#### REQUIRED WORK:
Select, from the data, each line where "content" occurs.

#### MATERIAL FOR THIS EXERCISE:
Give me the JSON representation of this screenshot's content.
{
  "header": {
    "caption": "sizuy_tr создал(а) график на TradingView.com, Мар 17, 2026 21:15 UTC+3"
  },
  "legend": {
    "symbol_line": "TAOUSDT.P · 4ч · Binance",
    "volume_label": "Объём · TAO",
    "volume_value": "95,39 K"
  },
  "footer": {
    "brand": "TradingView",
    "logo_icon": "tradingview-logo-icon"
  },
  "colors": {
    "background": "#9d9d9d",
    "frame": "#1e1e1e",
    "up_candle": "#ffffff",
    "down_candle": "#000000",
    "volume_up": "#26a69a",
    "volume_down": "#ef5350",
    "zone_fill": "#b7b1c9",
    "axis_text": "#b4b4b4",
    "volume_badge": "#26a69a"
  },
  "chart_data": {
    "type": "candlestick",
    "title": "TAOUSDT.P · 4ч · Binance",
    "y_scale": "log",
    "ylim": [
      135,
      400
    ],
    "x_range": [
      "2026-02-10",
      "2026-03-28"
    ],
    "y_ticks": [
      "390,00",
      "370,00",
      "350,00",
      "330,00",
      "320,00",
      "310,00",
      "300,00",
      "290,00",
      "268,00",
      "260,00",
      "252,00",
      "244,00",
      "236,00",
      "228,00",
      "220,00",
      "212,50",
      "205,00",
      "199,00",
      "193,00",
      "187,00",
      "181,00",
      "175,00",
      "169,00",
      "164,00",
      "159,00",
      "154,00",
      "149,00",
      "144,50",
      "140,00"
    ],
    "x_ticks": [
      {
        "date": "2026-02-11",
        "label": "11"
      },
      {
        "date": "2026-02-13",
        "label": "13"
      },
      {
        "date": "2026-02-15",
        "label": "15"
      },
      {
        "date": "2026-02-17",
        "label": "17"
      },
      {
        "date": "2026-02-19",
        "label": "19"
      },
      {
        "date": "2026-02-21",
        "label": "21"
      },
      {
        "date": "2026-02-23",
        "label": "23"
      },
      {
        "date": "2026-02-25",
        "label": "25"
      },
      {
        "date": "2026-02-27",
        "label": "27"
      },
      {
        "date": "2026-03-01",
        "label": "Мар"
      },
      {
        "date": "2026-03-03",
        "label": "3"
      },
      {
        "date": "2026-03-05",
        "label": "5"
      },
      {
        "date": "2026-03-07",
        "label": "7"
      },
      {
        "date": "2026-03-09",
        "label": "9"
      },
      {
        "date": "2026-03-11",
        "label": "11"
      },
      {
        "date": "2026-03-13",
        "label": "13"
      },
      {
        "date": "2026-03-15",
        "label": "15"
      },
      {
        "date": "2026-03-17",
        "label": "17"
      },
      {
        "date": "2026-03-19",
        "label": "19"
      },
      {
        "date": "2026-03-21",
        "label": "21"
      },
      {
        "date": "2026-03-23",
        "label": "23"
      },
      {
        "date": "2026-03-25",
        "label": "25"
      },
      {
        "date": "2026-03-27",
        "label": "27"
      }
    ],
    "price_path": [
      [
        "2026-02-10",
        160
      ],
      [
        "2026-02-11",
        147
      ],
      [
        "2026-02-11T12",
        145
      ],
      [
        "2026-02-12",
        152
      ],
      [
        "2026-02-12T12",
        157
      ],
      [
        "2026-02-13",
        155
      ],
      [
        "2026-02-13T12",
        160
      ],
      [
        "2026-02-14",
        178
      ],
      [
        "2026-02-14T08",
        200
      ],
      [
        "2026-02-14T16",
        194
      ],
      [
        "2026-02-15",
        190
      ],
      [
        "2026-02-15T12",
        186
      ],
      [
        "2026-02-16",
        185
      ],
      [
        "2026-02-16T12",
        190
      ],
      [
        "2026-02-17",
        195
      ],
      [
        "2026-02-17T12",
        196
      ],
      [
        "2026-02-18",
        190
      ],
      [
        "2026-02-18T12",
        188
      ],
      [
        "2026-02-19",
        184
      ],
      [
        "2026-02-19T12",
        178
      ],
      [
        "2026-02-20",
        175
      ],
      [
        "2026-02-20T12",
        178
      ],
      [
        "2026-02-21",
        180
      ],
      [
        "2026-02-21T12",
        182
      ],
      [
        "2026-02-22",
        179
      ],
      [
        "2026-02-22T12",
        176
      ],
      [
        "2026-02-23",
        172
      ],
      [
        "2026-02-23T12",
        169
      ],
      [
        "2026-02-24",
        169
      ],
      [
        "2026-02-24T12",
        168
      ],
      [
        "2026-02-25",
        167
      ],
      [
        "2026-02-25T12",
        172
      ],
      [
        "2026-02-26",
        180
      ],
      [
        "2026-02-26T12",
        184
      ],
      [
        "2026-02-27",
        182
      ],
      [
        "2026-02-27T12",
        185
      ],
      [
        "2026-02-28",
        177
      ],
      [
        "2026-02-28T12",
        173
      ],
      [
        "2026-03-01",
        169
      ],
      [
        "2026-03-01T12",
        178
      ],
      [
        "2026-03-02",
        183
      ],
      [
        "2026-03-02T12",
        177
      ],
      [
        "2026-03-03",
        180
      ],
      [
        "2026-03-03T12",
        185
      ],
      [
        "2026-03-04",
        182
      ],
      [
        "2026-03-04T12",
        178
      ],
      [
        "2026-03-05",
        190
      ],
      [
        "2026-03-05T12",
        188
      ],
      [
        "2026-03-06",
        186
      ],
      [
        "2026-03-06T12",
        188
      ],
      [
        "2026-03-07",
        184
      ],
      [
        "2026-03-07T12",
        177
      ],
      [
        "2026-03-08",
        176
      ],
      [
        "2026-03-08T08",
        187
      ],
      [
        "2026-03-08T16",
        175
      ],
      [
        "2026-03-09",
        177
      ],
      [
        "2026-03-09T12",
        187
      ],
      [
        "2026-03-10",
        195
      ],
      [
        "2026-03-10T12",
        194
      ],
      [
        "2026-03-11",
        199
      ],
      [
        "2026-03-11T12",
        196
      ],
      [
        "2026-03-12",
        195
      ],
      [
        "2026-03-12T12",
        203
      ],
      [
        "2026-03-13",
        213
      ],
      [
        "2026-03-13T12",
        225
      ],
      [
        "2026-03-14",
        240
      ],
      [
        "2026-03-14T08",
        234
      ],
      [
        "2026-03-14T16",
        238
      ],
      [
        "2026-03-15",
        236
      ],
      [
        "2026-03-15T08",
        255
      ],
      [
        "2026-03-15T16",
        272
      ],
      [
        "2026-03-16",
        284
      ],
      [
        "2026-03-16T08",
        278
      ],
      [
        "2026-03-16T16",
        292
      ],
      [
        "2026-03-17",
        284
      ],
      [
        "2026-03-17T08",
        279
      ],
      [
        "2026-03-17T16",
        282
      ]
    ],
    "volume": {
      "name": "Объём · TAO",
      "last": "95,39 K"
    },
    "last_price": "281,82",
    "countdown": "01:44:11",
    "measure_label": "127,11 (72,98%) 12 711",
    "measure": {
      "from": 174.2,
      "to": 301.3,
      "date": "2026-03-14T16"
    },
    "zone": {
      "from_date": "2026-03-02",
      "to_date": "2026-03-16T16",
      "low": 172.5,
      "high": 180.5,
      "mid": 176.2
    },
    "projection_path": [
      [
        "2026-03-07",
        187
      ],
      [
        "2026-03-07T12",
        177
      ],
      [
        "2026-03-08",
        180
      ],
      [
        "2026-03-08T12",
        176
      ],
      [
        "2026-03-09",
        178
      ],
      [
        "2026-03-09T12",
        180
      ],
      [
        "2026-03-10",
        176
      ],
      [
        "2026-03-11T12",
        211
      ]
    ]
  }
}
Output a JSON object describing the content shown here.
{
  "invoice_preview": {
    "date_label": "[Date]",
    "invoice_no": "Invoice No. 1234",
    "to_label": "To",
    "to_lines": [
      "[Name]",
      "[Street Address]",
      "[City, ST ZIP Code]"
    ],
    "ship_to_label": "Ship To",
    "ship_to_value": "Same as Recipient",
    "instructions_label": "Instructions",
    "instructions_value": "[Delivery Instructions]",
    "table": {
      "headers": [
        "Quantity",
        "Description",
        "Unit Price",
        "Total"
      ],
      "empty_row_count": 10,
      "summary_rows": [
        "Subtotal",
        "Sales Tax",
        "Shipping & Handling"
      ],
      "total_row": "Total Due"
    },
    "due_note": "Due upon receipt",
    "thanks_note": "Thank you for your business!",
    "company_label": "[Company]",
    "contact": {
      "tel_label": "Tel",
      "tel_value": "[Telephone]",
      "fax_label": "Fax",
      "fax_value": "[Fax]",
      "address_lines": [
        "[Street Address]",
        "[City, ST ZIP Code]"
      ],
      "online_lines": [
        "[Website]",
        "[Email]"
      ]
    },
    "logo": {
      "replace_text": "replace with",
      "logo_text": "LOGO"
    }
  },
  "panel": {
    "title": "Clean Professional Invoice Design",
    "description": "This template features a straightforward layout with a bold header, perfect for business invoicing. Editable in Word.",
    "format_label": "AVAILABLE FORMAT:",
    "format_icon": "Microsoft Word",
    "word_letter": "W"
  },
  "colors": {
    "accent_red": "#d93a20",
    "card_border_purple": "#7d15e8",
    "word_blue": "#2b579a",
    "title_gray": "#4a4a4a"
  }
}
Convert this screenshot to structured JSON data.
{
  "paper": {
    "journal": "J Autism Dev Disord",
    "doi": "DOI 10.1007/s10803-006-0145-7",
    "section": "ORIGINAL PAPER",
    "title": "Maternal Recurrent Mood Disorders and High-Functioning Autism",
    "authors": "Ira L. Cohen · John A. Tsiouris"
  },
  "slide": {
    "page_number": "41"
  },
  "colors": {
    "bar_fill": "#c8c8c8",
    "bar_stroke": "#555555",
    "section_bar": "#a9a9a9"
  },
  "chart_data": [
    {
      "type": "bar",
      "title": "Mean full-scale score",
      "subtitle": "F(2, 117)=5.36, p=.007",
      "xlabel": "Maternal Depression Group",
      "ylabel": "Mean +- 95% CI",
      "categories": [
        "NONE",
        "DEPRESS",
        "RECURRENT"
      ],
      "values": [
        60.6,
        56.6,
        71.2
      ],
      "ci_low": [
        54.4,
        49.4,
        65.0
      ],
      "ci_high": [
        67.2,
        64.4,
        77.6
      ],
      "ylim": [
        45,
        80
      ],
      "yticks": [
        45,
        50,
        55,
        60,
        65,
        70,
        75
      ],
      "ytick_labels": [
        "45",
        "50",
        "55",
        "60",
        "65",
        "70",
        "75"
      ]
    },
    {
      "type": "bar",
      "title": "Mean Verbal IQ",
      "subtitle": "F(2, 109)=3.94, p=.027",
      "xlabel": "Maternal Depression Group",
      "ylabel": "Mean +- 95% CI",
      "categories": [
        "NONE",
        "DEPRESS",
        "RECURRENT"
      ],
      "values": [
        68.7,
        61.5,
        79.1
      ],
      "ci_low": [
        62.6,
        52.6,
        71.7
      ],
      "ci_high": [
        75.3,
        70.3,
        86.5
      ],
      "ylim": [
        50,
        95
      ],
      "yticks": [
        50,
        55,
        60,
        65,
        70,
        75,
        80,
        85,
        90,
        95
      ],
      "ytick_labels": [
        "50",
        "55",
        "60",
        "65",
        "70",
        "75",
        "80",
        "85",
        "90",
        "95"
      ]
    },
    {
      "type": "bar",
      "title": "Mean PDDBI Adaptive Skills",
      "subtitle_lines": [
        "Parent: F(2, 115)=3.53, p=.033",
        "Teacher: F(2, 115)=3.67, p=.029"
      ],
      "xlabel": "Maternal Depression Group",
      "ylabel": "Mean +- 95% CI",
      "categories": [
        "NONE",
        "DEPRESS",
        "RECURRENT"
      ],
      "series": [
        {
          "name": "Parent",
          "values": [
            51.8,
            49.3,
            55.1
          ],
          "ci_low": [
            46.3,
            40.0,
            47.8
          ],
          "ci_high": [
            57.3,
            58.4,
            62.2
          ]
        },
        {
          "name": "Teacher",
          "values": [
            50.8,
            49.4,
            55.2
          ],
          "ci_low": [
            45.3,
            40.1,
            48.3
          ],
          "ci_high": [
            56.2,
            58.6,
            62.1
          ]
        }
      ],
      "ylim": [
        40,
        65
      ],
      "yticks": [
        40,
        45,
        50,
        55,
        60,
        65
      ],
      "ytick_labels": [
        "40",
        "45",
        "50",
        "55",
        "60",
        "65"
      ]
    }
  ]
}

#### PROBLEM SOLUTION:
Give me the JSON representation of this screenshot's content.
Output a JSON object describing the content shown here.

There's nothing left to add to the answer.